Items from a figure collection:
-=-=-=-=-
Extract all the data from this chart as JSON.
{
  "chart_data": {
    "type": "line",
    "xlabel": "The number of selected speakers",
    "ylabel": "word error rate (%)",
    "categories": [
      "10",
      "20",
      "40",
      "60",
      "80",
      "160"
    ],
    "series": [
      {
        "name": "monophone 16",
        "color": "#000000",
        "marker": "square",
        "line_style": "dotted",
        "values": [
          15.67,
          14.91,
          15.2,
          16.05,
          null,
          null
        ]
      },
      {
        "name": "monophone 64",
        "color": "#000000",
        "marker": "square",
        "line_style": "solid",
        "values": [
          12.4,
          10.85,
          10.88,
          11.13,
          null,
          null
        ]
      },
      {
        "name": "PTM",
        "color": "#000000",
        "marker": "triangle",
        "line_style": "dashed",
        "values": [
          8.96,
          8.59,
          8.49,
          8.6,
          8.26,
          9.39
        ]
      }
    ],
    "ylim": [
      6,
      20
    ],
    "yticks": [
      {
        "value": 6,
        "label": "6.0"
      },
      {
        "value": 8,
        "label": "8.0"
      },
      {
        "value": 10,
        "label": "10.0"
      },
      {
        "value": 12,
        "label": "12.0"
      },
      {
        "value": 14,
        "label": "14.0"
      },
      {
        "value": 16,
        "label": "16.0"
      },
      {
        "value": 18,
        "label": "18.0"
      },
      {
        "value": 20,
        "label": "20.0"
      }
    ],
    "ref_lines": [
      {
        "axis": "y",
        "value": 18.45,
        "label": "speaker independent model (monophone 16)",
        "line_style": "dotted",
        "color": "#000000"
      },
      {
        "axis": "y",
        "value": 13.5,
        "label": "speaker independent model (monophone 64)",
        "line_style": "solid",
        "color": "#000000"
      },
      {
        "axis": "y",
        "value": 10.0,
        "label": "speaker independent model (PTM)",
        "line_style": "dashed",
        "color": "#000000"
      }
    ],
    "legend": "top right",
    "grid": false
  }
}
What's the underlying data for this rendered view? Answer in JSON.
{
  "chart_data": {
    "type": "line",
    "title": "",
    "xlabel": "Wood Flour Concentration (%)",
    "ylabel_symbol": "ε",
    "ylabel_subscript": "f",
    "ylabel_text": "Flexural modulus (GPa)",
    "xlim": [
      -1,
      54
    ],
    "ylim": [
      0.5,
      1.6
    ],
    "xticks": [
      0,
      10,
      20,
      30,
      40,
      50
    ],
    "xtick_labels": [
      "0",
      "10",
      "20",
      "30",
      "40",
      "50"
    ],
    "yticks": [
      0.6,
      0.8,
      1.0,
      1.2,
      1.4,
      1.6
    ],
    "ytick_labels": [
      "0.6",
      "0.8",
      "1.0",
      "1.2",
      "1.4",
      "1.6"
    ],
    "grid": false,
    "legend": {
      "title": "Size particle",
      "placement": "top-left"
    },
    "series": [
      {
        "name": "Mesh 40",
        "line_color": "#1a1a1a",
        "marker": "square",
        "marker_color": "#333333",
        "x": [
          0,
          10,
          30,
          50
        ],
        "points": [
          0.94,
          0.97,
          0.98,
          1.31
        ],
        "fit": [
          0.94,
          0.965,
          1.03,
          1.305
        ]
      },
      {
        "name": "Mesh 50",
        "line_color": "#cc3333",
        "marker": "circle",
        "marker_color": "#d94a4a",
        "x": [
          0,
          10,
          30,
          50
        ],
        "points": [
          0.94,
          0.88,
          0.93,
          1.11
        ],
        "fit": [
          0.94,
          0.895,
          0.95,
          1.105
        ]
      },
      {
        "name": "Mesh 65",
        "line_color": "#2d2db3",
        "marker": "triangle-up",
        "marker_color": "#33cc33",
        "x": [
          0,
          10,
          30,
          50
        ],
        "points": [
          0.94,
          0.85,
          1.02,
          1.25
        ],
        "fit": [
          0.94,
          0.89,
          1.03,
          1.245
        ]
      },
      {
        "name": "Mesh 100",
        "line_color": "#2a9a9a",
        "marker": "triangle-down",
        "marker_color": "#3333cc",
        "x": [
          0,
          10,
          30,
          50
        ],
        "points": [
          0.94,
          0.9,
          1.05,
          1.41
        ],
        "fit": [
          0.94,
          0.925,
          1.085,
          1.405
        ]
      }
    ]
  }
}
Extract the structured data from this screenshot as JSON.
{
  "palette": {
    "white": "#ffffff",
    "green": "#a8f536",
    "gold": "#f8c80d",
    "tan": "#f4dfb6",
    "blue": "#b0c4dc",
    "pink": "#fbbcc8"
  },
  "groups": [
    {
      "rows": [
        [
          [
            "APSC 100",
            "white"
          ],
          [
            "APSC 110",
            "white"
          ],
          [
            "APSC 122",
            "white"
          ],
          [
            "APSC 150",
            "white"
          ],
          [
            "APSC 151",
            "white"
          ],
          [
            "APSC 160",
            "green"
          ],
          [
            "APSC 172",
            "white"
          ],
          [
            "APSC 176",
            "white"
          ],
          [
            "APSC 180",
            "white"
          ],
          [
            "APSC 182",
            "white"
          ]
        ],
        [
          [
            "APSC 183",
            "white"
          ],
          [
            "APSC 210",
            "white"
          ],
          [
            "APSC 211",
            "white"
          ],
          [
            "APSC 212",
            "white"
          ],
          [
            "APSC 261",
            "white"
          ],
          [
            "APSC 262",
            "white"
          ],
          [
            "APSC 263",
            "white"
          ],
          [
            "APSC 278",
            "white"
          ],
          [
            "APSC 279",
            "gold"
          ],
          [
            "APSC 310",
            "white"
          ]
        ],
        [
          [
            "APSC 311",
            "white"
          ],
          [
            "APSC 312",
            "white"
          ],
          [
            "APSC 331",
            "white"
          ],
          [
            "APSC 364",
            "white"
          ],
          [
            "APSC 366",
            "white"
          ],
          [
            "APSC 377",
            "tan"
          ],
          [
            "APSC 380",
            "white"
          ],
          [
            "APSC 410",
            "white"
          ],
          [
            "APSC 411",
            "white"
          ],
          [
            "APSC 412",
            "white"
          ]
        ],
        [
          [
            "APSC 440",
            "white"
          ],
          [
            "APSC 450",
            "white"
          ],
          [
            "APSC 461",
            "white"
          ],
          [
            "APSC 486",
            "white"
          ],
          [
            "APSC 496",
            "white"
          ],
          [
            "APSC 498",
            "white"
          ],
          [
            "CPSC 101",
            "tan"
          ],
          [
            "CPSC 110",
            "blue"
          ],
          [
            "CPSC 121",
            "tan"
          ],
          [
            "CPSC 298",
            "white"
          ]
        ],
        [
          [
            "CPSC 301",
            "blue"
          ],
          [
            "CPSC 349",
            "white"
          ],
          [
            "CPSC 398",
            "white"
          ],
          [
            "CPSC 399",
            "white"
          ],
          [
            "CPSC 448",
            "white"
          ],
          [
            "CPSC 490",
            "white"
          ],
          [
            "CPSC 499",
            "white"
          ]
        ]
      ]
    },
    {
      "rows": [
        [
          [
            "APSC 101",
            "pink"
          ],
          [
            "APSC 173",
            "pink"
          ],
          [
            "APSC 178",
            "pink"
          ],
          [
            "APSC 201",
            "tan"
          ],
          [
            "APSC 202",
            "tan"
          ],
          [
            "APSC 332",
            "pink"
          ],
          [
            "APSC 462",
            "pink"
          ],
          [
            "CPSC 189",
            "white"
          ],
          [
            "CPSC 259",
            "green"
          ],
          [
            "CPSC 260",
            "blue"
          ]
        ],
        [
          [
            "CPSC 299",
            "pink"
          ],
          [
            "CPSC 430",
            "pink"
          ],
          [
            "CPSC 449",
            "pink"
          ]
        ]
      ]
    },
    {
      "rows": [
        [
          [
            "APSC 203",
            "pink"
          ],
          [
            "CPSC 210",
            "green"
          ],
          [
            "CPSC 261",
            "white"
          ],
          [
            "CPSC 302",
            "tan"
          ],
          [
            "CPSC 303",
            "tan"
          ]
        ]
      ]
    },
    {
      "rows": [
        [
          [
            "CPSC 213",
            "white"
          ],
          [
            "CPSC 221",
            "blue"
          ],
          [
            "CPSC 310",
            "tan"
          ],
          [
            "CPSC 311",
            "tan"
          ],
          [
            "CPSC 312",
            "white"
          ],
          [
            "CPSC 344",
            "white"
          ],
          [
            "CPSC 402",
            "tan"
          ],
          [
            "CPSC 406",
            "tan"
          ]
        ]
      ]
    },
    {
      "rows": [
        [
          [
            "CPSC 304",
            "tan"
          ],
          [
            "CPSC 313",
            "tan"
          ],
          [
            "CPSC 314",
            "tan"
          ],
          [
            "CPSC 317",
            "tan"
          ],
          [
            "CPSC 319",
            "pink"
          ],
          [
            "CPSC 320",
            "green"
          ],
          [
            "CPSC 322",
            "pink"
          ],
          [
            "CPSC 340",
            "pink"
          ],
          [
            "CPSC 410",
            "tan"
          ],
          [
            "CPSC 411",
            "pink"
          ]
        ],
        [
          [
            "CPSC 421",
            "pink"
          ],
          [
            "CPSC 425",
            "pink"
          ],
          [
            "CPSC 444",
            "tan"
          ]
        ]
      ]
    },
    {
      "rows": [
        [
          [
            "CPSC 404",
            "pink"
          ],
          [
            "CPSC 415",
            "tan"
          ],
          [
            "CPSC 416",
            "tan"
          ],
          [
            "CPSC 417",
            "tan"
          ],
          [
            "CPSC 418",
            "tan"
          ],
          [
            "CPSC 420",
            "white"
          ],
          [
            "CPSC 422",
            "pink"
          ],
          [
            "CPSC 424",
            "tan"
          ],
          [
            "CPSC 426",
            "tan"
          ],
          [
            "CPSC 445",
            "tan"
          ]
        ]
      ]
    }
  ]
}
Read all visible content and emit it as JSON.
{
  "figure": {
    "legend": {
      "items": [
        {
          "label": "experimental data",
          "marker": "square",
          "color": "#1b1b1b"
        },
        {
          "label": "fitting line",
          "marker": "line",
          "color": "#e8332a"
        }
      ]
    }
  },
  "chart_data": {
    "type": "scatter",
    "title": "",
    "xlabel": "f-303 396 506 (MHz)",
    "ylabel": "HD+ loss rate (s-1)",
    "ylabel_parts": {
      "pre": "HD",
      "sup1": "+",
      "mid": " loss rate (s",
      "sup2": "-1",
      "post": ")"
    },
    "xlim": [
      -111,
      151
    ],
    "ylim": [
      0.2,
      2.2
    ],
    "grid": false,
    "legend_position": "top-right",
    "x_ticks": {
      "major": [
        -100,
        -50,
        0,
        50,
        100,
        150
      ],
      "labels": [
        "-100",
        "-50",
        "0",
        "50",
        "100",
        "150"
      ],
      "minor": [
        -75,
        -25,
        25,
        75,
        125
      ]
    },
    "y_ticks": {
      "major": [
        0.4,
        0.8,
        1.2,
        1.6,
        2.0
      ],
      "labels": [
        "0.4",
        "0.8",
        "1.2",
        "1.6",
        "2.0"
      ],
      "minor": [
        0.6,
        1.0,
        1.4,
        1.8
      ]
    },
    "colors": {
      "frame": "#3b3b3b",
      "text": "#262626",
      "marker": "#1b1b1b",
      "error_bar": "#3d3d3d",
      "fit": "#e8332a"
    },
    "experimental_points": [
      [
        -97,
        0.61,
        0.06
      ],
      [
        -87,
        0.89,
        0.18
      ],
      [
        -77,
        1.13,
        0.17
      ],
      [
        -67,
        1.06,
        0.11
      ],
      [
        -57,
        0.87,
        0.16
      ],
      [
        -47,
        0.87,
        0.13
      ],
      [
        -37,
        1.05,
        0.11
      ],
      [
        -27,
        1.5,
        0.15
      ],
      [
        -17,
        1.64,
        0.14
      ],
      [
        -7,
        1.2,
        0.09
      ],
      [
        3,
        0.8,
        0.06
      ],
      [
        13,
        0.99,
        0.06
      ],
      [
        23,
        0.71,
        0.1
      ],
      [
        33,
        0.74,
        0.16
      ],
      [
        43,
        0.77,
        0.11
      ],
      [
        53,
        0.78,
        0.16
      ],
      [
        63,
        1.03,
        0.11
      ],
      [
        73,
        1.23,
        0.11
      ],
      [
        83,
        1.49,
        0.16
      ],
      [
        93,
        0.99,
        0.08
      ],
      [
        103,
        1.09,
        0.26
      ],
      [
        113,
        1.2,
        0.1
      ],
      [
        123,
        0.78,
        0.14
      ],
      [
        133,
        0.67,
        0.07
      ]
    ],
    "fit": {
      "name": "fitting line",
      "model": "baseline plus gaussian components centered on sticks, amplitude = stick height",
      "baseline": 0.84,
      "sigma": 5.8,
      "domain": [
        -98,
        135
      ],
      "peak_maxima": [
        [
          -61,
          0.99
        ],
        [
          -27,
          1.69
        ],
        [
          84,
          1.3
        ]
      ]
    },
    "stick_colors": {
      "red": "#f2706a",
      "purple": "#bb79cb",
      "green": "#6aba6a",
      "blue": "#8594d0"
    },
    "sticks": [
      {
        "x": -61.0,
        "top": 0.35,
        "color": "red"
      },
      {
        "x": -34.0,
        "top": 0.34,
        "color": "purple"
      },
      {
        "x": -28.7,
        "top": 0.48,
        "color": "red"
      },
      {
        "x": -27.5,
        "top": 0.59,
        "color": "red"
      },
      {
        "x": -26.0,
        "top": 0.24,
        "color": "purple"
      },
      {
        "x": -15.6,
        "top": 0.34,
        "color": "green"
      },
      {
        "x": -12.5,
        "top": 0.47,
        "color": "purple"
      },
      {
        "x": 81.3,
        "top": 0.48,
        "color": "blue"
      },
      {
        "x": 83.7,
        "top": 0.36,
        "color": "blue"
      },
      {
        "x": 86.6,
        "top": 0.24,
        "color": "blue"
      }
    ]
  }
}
-=-=-=-=-
WRITTEN EXERCISE:
Copy out all lines where the word "triangle" appears.

COMPLETE OUTPUT:
        "marker": "triangle",
        "marker": "triangle-up",
        "marker": "triangle-down",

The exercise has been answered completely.